Coders also recorded whether the provider educated the patient in the following areas about glaucoma medications: (i) adherence and adherence strategies, (ii) amount/dose, (iii) cost/insurance, (iv) eyelid closure and nasolacrimal occlusion when applying topical medications, (v) fear/concerns/barriers, (vi) frequency of use, (vii) generic/brand, (viii) how well medication is working, (ix) how to administer, (x) side effects, (xi) importance of use, (xii) last time used drops, (xiii) length of use, (xiv) name of medication, (xv) non-glaucoma medications, (xvi) purpose, (xvii) supply and (xviii) which eye to install the drops. We summed the total number of areas educated about at each visit. We then added these two variables together to create ‘total amount of glaucoma medication education provided across both visits’.
Coders recorded whether the provider conducted the following aspects of an individualized assessment: (i) asks the patient about their views of glaucoma and/or its treatment, (ii) asks the patient about how glaucoma will impact their life, (iii) asks about confidence in using glaucoma medication regularly and (iv) asks about intention to adhere to glaucoma medications in the future. For the multivariate analysis, we summed the total number of aspects of individualized assessment the provider performed. However, individualized assessment occurred so infrequently that we created a dichotomous variable ‘provider performed an individualized assessment during one or both visits’.
Coders recorded whether the provider participated in the following aspects of collaborative goal setting: (i) patient is given choices about treatment, (ii) provider asks for preferences or ideas on treatment, (iii) provider asks patient to talk about treatment goals and (iv) patient helps set treatment goals. For the multivariate analysis, we summed the total numbers of aspects of collaborative goal setting the provider performed. However, collaborative goal setting occurred so infrequently that we created a dichotomous variable ‘provider engaged in collaborative goal setting in one or both visits’.
Additionally, coders recorded if the ophthalmologist encouraged the patient to take their glaucoma medications and encouraged the patient to regularly come to their appointments. Coders also recorded whether the provider gave the patient positive reinforcement about the patient’s glaucoma medication-taking.
Two clinics had ophthalmology fellows see some of the enrolled patients while two other clinics also had ophthalmic technicians see some of the enrolled patients. Informed consent was obtained from these providers as well. If any one of these providers, including the physician, educated the patient, it was counted as education in the categories discussed earlier.

[Document understanding data]

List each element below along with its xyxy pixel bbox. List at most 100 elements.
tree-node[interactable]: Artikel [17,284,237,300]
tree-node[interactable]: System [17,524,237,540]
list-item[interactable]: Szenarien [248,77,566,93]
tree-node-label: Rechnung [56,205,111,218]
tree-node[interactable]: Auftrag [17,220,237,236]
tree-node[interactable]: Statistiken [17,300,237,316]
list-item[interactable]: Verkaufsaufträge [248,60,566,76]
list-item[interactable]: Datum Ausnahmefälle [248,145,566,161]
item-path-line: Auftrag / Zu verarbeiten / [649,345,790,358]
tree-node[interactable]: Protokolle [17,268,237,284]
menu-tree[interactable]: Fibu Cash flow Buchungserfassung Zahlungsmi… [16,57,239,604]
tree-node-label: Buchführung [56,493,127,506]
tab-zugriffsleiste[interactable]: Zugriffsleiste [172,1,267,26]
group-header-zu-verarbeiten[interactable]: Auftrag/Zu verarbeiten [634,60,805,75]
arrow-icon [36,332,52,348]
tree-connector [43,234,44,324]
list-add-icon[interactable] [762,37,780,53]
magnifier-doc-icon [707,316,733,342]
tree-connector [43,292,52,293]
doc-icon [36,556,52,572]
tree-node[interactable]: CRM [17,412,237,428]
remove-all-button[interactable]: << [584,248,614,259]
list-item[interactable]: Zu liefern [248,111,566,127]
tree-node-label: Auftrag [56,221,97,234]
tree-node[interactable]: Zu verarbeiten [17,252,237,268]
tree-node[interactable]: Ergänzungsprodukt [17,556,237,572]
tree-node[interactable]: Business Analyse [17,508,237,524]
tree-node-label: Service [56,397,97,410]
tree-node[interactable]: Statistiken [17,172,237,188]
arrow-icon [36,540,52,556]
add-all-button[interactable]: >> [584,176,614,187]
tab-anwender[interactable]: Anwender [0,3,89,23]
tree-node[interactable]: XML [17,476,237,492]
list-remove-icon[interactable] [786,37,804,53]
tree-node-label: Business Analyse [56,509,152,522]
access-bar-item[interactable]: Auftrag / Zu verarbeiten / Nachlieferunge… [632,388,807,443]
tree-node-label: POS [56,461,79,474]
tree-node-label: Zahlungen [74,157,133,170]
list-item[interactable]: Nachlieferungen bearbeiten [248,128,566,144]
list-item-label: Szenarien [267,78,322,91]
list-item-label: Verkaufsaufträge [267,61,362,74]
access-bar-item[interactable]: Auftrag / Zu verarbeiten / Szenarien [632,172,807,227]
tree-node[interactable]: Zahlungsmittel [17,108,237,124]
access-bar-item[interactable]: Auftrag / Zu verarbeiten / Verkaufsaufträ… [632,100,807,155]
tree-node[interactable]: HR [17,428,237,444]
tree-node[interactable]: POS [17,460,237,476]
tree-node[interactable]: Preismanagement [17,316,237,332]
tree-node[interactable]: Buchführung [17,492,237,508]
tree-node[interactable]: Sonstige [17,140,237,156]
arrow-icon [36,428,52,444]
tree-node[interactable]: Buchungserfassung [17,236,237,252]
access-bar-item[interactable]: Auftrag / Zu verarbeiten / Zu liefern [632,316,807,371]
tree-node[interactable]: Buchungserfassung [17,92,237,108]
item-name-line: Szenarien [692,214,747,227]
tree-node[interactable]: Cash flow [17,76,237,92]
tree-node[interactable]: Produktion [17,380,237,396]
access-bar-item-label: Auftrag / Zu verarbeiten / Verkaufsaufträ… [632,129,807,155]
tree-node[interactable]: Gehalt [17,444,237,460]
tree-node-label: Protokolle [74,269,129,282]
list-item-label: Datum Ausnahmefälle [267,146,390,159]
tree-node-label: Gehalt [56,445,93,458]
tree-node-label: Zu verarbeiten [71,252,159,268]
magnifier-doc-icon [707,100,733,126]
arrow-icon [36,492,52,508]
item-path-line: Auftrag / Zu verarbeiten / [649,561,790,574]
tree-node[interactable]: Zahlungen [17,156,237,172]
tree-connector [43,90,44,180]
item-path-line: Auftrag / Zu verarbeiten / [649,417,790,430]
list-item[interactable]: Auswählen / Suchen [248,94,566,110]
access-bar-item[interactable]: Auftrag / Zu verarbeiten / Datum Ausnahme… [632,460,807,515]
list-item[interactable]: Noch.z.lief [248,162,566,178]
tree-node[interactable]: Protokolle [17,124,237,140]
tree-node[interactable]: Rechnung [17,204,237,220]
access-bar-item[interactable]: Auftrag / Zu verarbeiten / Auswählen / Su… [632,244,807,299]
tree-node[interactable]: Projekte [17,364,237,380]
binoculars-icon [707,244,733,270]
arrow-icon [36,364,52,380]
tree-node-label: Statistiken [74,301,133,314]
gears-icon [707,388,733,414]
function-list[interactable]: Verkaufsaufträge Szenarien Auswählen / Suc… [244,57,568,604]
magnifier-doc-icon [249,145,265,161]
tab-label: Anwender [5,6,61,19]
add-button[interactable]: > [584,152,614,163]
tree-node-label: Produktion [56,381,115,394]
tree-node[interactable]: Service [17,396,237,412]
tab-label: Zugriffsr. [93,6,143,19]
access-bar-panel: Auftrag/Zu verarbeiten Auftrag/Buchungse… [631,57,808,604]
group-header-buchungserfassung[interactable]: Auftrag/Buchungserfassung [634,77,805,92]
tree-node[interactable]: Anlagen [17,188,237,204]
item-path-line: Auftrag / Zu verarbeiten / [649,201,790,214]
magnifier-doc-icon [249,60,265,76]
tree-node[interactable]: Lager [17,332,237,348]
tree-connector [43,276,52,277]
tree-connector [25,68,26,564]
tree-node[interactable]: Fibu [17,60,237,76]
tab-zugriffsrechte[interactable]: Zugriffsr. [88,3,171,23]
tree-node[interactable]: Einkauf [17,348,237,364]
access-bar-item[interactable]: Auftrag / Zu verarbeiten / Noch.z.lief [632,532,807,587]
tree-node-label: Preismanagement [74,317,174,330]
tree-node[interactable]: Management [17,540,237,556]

Tasks to carry out:
a. Write out the passage on coding glaucoma visits again, starting with "Coders recorded whether the provider participated" and going on through "in one or both visits’.", and substitute "shared treatment planning" for "collaborative goal setting" each time it appears.
b. Proceed with the passage on coding glaucoma visits from the point where it stops.
These lines have nothing to do with the passage on coding glaucoma visits.

Responses to the tasks:
a.
Coders recorded whether the provider participated in the following aspects of shared treatment planning: (i) patient is given choices about treatment, (ii) provider asks for preferences or ideas on treatment, (iii) provider asks patient to talk about treatment goals and (iv) patient helps set treatment goals. For the multivariate analysis, we summed the total numbers of aspects of shared treatment planning the provider performed. However, shared treatment planning occurred so infrequently that we created a dichotomous variable ‘provider engaged in shared treatment planning in one or both visits’.

b.
Three research assistants coded 25 of the same transcripts throughout the study period to assess inter-rater reliability which was calculated using inter-rater correlations. Inter-rater reliability for the variables ranged from 0.70 to 1.0. If there was not enough variability to calculate reliability, we calculated percent agreement between the coders; percent agreement was 100% for these variables.
Adherence measures
Medication adherence over an 8-month period after the video-taped visit was evaluated via electronic data from the MEMS caps system (MeadWestvaco AARDEX) [3]. Whether the patient took 80% or more of their prescribed doses was measured from the MEMS caps using the following formula: adherence = (number of doses used during the past 8 months divided by the number of prescribed doses) multiplied by 100. We dichotomized the variable since it was skewed toward patients being highly adherent. Participants were considered adherent if they used 80% or more of the prescribed doses (79.5% or above was rounded to 80% or more) and they were classified as non-adherent if they used <80% of the prescribed doses as suggested in prior research [23].
We also used the electronic data from the MEMS caps to examine the percent of doses taken on time during the 8-month period after the video-taped visits [3]. If patients were on once a day dosing, taking it on time was taking it every 24 h plus or minus 6 h. If it was twice a day dosing, taking it on time was every 12 h plus or minus 4 h. We also examined using the MEMS data the percent of correct number of prescribed doses taken each day during the 8-month period after the video-taped visit [3]. We dichotomized these adherence measures since they were skewed toward patients being highly adherent. Participants were considered adherent if they used 80% or more of the prescribed doses (79.5% or above was rounded to 80% or more) on time and if they took the correct number of doses each day 80% or more of the time.
If the participant was on more than one glaucoma medication, an adherence measure was created for each medication and then an overall adherence variable was created by adding together the participant’s adherence for each glaucoma medication and dividing it by the number of glaucoma medications the participant was using. This was done for each of the three adherence measures.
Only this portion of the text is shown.